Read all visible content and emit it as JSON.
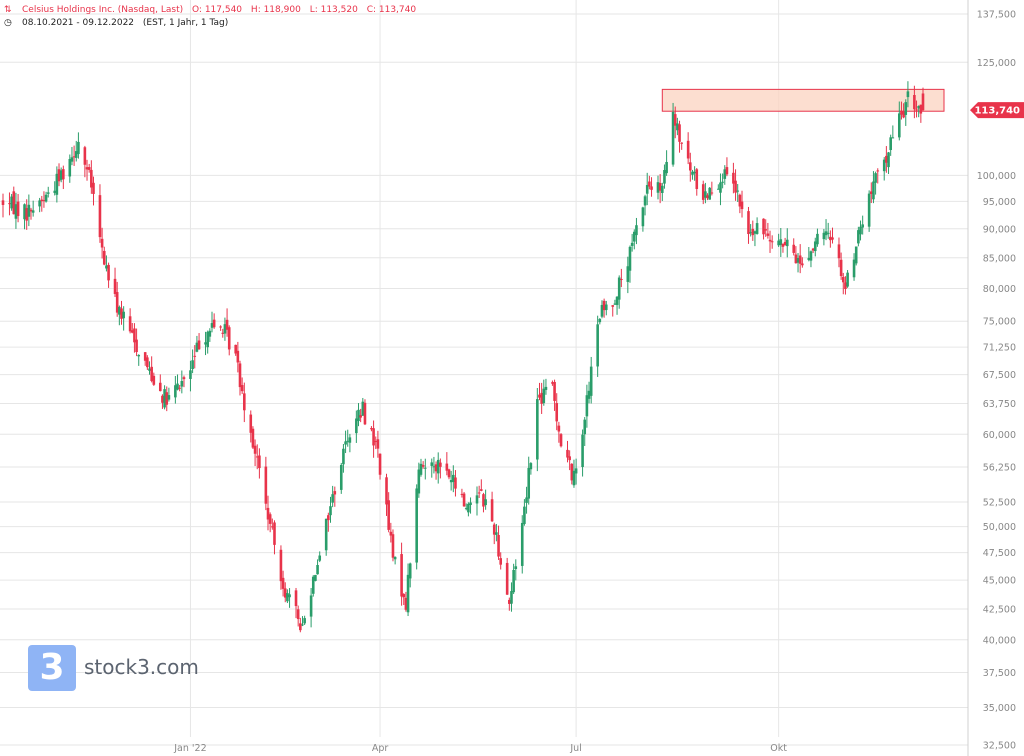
{
  "header": {
    "instrument": "Celsius Holdings Inc. (Nasdaq, Last)",
    "open": "O: 117,540",
    "high": "H: 118,900",
    "low": "L: 113,520",
    "close": "C: 113,740",
    "range": "08.10.2021 - 09.12.2022",
    "meta": "(EST, 1 Jahr, 1 Tag)",
    "instrument_icon": "candlestick-icon",
    "range_icon": "clock-icon"
  },
  "watermark": {
    "text": "stock3.com",
    "glyph": "3"
  },
  "colors": {
    "up": "#2a9d6a",
    "down": "#e8334a",
    "zone_fill": "#fbd3c0",
    "zone_stroke": "#e8334a",
    "grid": "#e6e6e6",
    "axis_text": "#888888"
  },
  "chart_data": {
    "type": "candlestick",
    "x_range": [
      "2021-10-08",
      "2022-12-09"
    ],
    "y_scale": "log",
    "ylim": [
      32.5,
      137.5
    ],
    "y_ticks": [
      "137,500",
      "125,000",
      "113,740",
      "100,000",
      "95,000",
      "90,000",
      "85,000",
      "80,000",
      "75,000",
      "71,250",
      "67,500",
      "63,750",
      "60,000",
      "56,250",
      "52,500",
      "50,000",
      "47,500",
      "45,000",
      "42,500",
      "40,000",
      "37,500",
      "35,000",
      "32,500"
    ],
    "x_ticks": [
      "Jan '22",
      "Apr",
      "Jul",
      "Okt"
    ],
    "last_price": 113.74,
    "last_price_label": "113,740",
    "resistance_zone": {
      "low": 113.5,
      "high": 118.5,
      "from": "2022-08-10",
      "to": "2022-12-12"
    },
    "anchors": [
      [
        "2021-10-08",
        95,
        0.6
      ],
      [
        "2021-10-19",
        93,
        0.6
      ],
      [
        "2021-10-28",
        96,
        0.6
      ],
      [
        "2021-11-05",
        101,
        0.6
      ],
      [
        "2021-11-12",
        107,
        0.5
      ],
      [
        "2021-11-18",
        98,
        0.6
      ],
      [
        "2021-11-23",
        86,
        0.6
      ],
      [
        "2021-11-29",
        78,
        0.6
      ],
      [
        "2021-12-08",
        72,
        0.6
      ],
      [
        "2021-12-17",
        67,
        0.6
      ],
      [
        "2021-12-23",
        64,
        0.6
      ],
      [
        "2022-01-03",
        68,
        0.6
      ],
      [
        "2022-01-07",
        72,
        0.6
      ],
      [
        "2022-01-12",
        74,
        0.6
      ],
      [
        "2022-01-18",
        74,
        0.6
      ],
      [
        "2022-01-24",
        70,
        0.6
      ],
      [
        "2022-01-28",
        64,
        0.6
      ],
      [
        "2022-02-03",
        57,
        0.6
      ],
      [
        "2022-02-09",
        50,
        0.6
      ],
      [
        "2022-02-16",
        44,
        0.6
      ],
      [
        "2022-02-24",
        41,
        0.6
      ],
      [
        "2022-03-03",
        47,
        0.6
      ],
      [
        "2022-03-10",
        53,
        0.6
      ],
      [
        "2022-03-17",
        60,
        0.6
      ],
      [
        "2022-03-24",
        63,
        0.6
      ],
      [
        "2022-03-31",
        58,
        0.6
      ],
      [
        "2022-04-07",
        47,
        0.6
      ],
      [
        "2022-04-13",
        43,
        0.6
      ],
      [
        "2022-04-19",
        56,
        0.6
      ],
      [
        "2022-04-26",
        57,
        0.6
      ],
      [
        "2022-05-04",
        55,
        0.6
      ],
      [
        "2022-05-11",
        52,
        0.6
      ],
      [
        "2022-05-17",
        54,
        0.6
      ],
      [
        "2022-05-24",
        50,
        0.6
      ],
      [
        "2022-05-31",
        43,
        0.6
      ],
      [
        "2022-06-07",
        52,
        0.6
      ],
      [
        "2022-06-13",
        64,
        0.6
      ],
      [
        "2022-06-20",
        66,
        0.6
      ],
      [
        "2022-06-24",
        59,
        0.6
      ],
      [
        "2022-06-30",
        55,
        0.6
      ],
      [
        "2022-07-06",
        64,
        0.6
      ],
      [
        "2022-07-12",
        76,
        0.6
      ],
      [
        "2022-07-18",
        78,
        0.6
      ],
      [
        "2022-07-25",
        84,
        0.6
      ],
      [
        "2022-08-03",
        98,
        0.6
      ],
      [
        "2022-08-10",
        97,
        0.6
      ],
      [
        "2022-08-15",
        112,
        0.6
      ],
      [
        "2022-08-22",
        102,
        0.6
      ],
      [
        "2022-08-29",
        96,
        0.6
      ],
      [
        "2022-09-07",
        100,
        0.6
      ],
      [
        "2022-09-13",
        97,
        0.6
      ],
      [
        "2022-09-19",
        89,
        0.6
      ],
      [
        "2022-09-27",
        90,
        0.6
      ],
      [
        "2022-10-06",
        87,
        0.6
      ],
      [
        "2022-10-14",
        84,
        0.6
      ],
      [
        "2022-10-21",
        88,
        0.6
      ],
      [
        "2022-10-28",
        89,
        0.6
      ],
      [
        "2022-11-03",
        80,
        0.6
      ],
      [
        "2022-11-09",
        89,
        0.6
      ],
      [
        "2022-11-16",
        98,
        0.6
      ],
      [
        "2022-11-22",
        104,
        0.6
      ],
      [
        "2022-11-28",
        112,
        0.6
      ],
      [
        "2022-12-02",
        116,
        0.6
      ],
      [
        "2022-12-09",
        113.74,
        0.6
      ]
    ]
  }
}
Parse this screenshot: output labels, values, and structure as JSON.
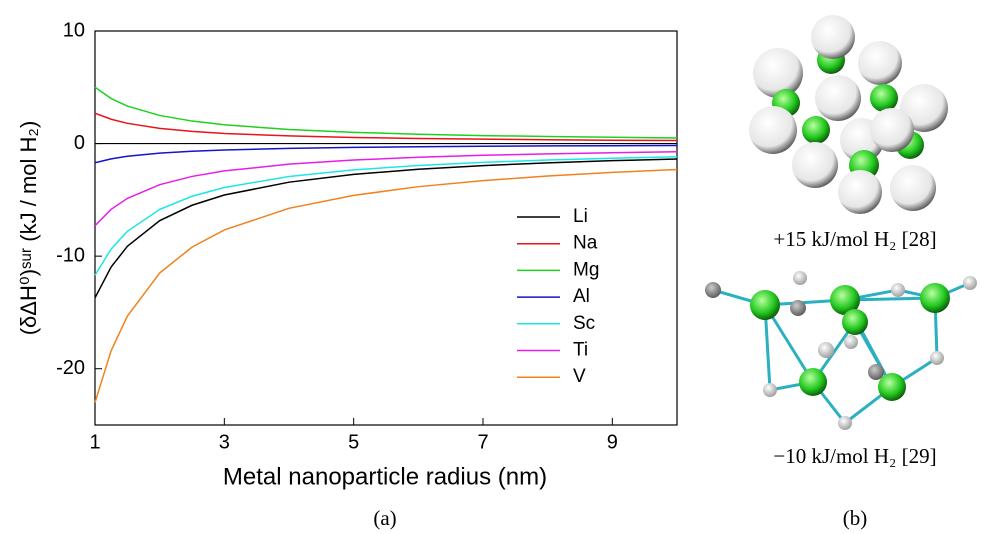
{
  "chart_data": {
    "type": "line",
    "xlabel": "Metal nanoparticle radius (nm)",
    "ylabel": "(δΔH⁰)ˢᵘʳ (kJ / mol H₂)",
    "x": [
      1,
      1.25,
      1.5,
      2,
      2.5,
      3,
      4,
      5,
      6,
      7,
      8,
      9,
      10
    ],
    "series": [
      {
        "name": "Li",
        "color": "#000000",
        "values": [
          -13.7,
          -10.96,
          -9.13,
          -6.85,
          -5.48,
          -4.57,
          -3.43,
          -2.74,
          -2.28,
          -1.96,
          -1.71,
          -1.52,
          -1.37
        ]
      },
      {
        "name": "Na",
        "color": "#e8141b",
        "values": [
          2.7,
          2.16,
          1.8,
          1.35,
          1.08,
          0.9,
          0.68,
          0.54,
          0.45,
          0.39,
          0.34,
          0.3,
          0.27
        ]
      },
      {
        "name": "Mg",
        "color": "#1fd11f",
        "values": [
          5,
          4,
          3.33,
          2.5,
          2,
          1.67,
          1.25,
          1,
          0.83,
          0.71,
          0.63,
          0.56,
          0.5
        ]
      },
      {
        "name": "Al",
        "color": "#1414c8",
        "values": [
          -1.7,
          -1.36,
          -1.13,
          -0.85,
          -0.68,
          -0.57,
          -0.43,
          -0.34,
          -0.28,
          -0.24,
          -0.21,
          -0.19,
          -0.17
        ]
      },
      {
        "name": "Sc",
        "color": "#1ee6e6",
        "values": [
          -11.7,
          -9.36,
          -7.8,
          -5.85,
          -4.68,
          -3.9,
          -2.93,
          -2.34,
          -1.95,
          -1.67,
          -1.46,
          -1.3,
          -1.17
        ]
      },
      {
        "name": "Ti",
        "color": "#e61ee6",
        "values": [
          -7.3,
          -5.84,
          -4.87,
          -3.65,
          -2.92,
          -2.43,
          -1.83,
          -1.46,
          -1.22,
          -1.04,
          -0.91,
          -0.81,
          -0.73
        ]
      },
      {
        "name": "V",
        "color": "#f0821e",
        "values": [
          -23,
          -18.4,
          -15.33,
          -11.5,
          -9.2,
          -7.67,
          -5.75,
          -4.6,
          -3.83,
          -3.29,
          -2.88,
          -2.56,
          -2.3
        ]
      }
    ],
    "xlim": [
      1,
      10
    ],
    "xticks": [
      1,
      3,
      5,
      7,
      9
    ],
    "ylim": [
      -25,
      10
    ],
    "yticks": [
      -20,
      -10,
      0,
      10
    ],
    "zero_line": true,
    "legend": "lower right"
  },
  "panel_labels": [
    "(a)",
    "(b)"
  ],
  "captions": [
    "+15 kJ/mol H₂ [28]",
    "−10 kJ/mol H₂ [29]"
  ]
}
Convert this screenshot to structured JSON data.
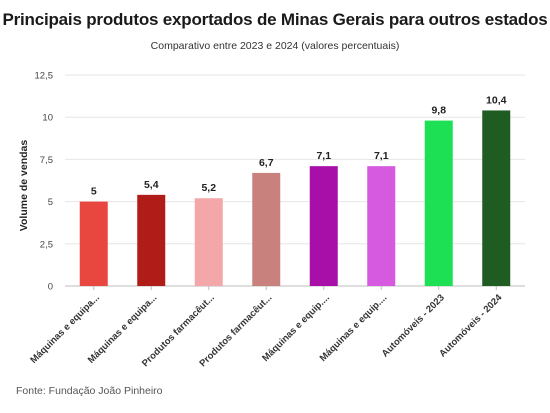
{
  "chart_data": {
    "type": "bar",
    "title": "Principais produtos exportados de Minas Gerais para outros estados",
    "subtitle": "Comparativo entre 2023 e 2024 (valores percentuais)",
    "ylabel": "Volume de vendas",
    "xlabel": "",
    "ylim": [
      0,
      12.5
    ],
    "yticks": [
      "0",
      "2,5",
      "5",
      "7,5",
      "10",
      "12,5"
    ],
    "ytick_values": [
      0,
      2.5,
      5,
      7.5,
      10,
      12.5
    ],
    "categories": [
      "Máquinas e equipa...",
      "Máquinas e equipa...",
      "Produtos farmacêut...",
      "Produtos farmacêut...",
      "Máquinas e equip....",
      "Máquinas e equip....",
      "Automóveis - 2023",
      "Automóveis - 2024"
    ],
    "values": [
      5,
      5.4,
      5.2,
      6.7,
      7.1,
      7.1,
      9.8,
      10.4
    ],
    "value_labels": [
      "5",
      "5,4",
      "5,2",
      "6,7",
      "7,1",
      "7,1",
      "9,8",
      "10,4"
    ],
    "colors": [
      "#e8473f",
      "#b01c18",
      "#f4a7a9",
      "#c9817d",
      "#a80fa8",
      "#d65ae0",
      "#1de054",
      "#1f5c22"
    ],
    "grid": true,
    "legend": "none"
  },
  "source": "Fonte: Fundação João Pinheiro"
}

────────────────────

Copy the lines from the entries above in which the word "screenshot" appears.

◆ **RESPONSE**:
Parse this screenshot: output labels, values, and structure as JSON.
Convert this screenshot to structured JSON data.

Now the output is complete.